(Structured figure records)

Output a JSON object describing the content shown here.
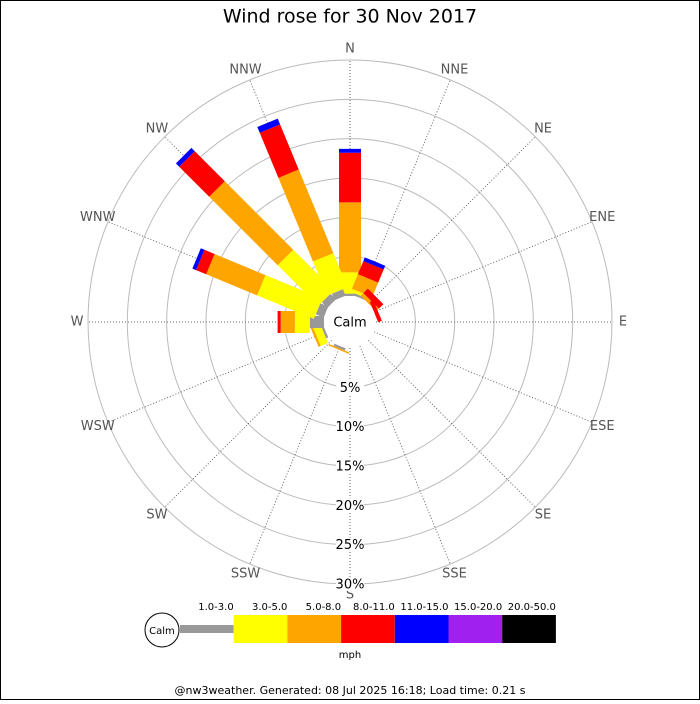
{
  "chart_data": {
    "type": "windrose",
    "title": "Wind rose for 30 Nov 2017",
    "categories": [
      "N",
      "NNE",
      "NE",
      "ENE",
      "E",
      "ESE",
      "SE",
      "SSE",
      "S",
      "SSW",
      "SW",
      "WSW",
      "W",
      "WNW",
      "NW",
      "NNW"
    ],
    "calm_label": "Calm",
    "rlim": [
      0,
      30
    ],
    "rticks": [
      {
        "value": 5,
        "label": "5%"
      },
      {
        "value": 10,
        "label": "10%"
      },
      {
        "value": 15,
        "label": "15%"
      },
      {
        "value": 20,
        "label": "20%"
      },
      {
        "value": 25,
        "label": "25%"
      },
      {
        "value": 30,
        "label": "30%"
      }
    ],
    "series": [
      {
        "name": "1.0-3.0",
        "color": "#999999",
        "values": [
          0.3,
          0.3,
          0,
          0,
          0,
          0,
          0,
          0,
          0,
          0.3,
          0,
          0.3,
          1.8,
          1.1,
          1.0,
          0.9
        ]
      },
      {
        "name": "3.0-5.0",
        "color": "#ffff00",
        "values": [
          2.7,
          0.4,
          0,
          0,
          0,
          0,
          0,
          0,
          0,
          0,
          0,
          1.0,
          1.9,
          7.8,
          7.3,
          4.7
        ]
      },
      {
        "name": "5.0-8.0",
        "color": "#ffa500",
        "values": [
          8.9,
          2.0,
          0.5,
          0,
          0,
          0,
          0,
          0,
          0,
          0.2,
          0,
          0.3,
          1.8,
          7.0,
          12.3,
          11.5
        ]
      },
      {
        "name": "8.0-11.0",
        "color": "#ff0000",
        "values": [
          6.3,
          1.8,
          0.8,
          0.5,
          0,
          0,
          0,
          0,
          0,
          0,
          0,
          0,
          0.4,
          1.4,
          5.4,
          6.2
        ]
      },
      {
        "name": "11.0-15.0",
        "color": "#0000ff",
        "values": [
          0.5,
          0.5,
          0,
          0,
          0,
          0,
          0,
          0,
          0,
          0,
          0,
          0,
          0,
          0.5,
          0.6,
          0.8
        ]
      },
      {
        "name": "15.0-20.0",
        "color": "#a020f0",
        "values": [
          0,
          0,
          0,
          0,
          0,
          0,
          0,
          0,
          0,
          0,
          0,
          0,
          0,
          0,
          0,
          0
        ]
      },
      {
        "name": "20.0-50.0",
        "color": "#000000",
        "values": [
          0,
          0,
          0,
          0,
          0,
          0,
          0,
          0,
          0,
          0,
          0,
          0,
          0,
          0,
          0,
          0
        ]
      }
    ],
    "legend_unit": "mph",
    "footer": "@nw3weather.  Generated: 08 Jul 2025 16:18; Load time: 0.21 s"
  }
}
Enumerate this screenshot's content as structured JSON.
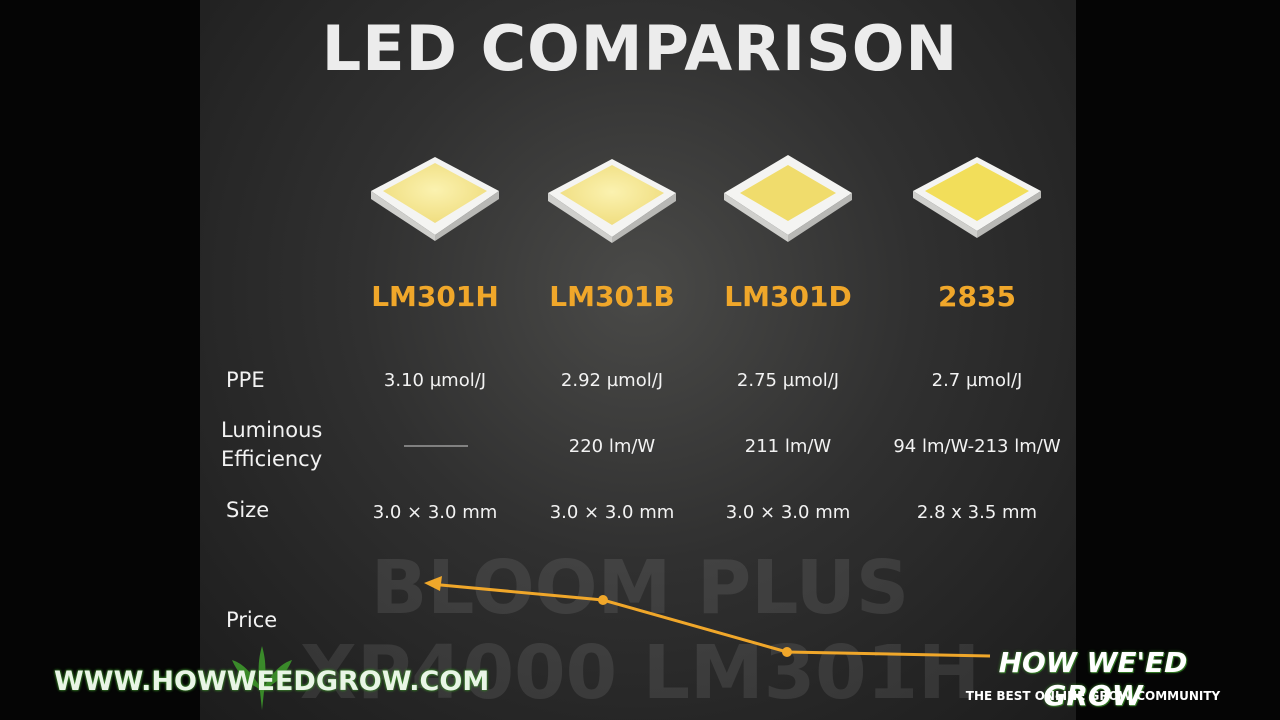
{
  "title": "LED COMPARISON",
  "columns": [
    "LM301H",
    "LM301B",
    "LM301D",
    "2835"
  ],
  "rows": [
    {
      "label": "PPE",
      "cells": [
        "3.10 µmol/J",
        "2.92 µmol/J",
        "2.75 µmol/J",
        "2.7 µmol/J"
      ]
    },
    {
      "label": "Luminous Efficiency",
      "cells": [
        null,
        "220 lm/W",
        "211 lm/W",
        "94 lm/W-213 lm/W"
      ]
    },
    {
      "label": "Size",
      "cells": [
        "3.0 × 3.0 mm",
        "3.0 × 3.0 mm",
        "3.0 × 3.0 mm",
        "2.8 x 3.5 mm"
      ]
    },
    {
      "label": "Price"
    }
  ],
  "watermarks": [
    "BLOOM PLUS",
    "XP4000 LM301H"
  ],
  "footer": {
    "website": "WWW.HOWWEEDGROW.COM",
    "brand": "HOW WE'ED GROW",
    "tagline": "THE BEST ONLINE GROW COMMUNITY"
  }
}
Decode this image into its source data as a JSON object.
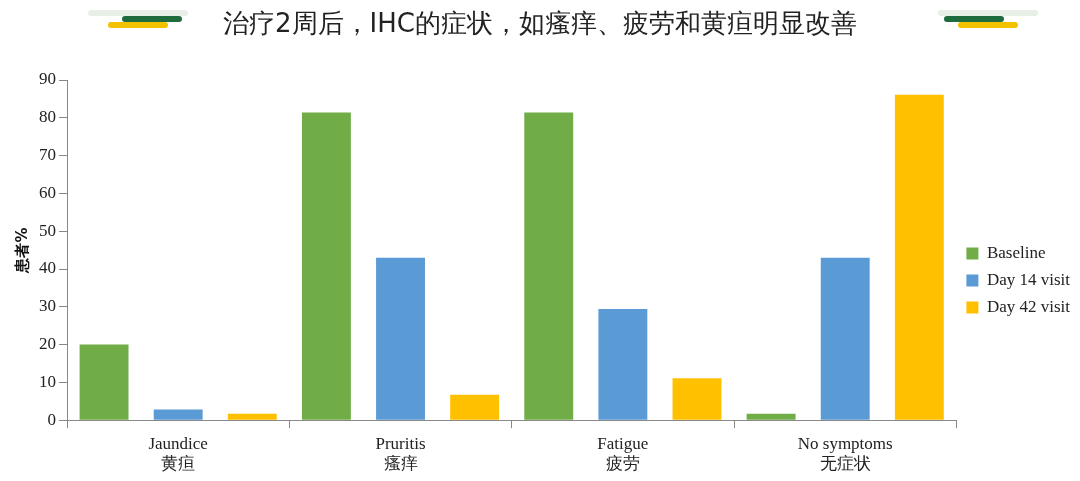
{
  "chart_data": {
    "type": "bar",
    "title": "治疗2周后，IHC的症状，如瘙痒、疲劳和黄疸明显改善",
    "ylabel": "患者%",
    "categories": [
      "Jaundice\n黄疸",
      "Pruritis\n瘙痒",
      "Fatigue\n疲劳",
      "No symptoms\n无症状"
    ],
    "series": [
      {
        "name": "Baseline",
        "color": "#70ad47",
        "values": [
          20,
          81.4,
          81.4,
          1.7
        ]
      },
      {
        "name": "Day 14 visit",
        "color": "#5b9bd5",
        "values": [
          2.8,
          43,
          29.4,
          43
        ]
      },
      {
        "name": "Day 42 visit",
        "color": "#ffc000",
        "values": [
          1.7,
          6.7,
          11.1,
          86.1
        ]
      }
    ],
    "ylim": [
      0,
      90
    ],
    "yticks": [
      0,
      10,
      20,
      30,
      40,
      50,
      60,
      70,
      80,
      90
    ],
    "grid": false,
    "legend": "right"
  }
}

# Given exercise:
Search the material above for "object". Pull out each line where it shows up.

# Answer for this exercise:
Output a JSON object describing the content shown here.
Decode this image into its source data as a JSON object.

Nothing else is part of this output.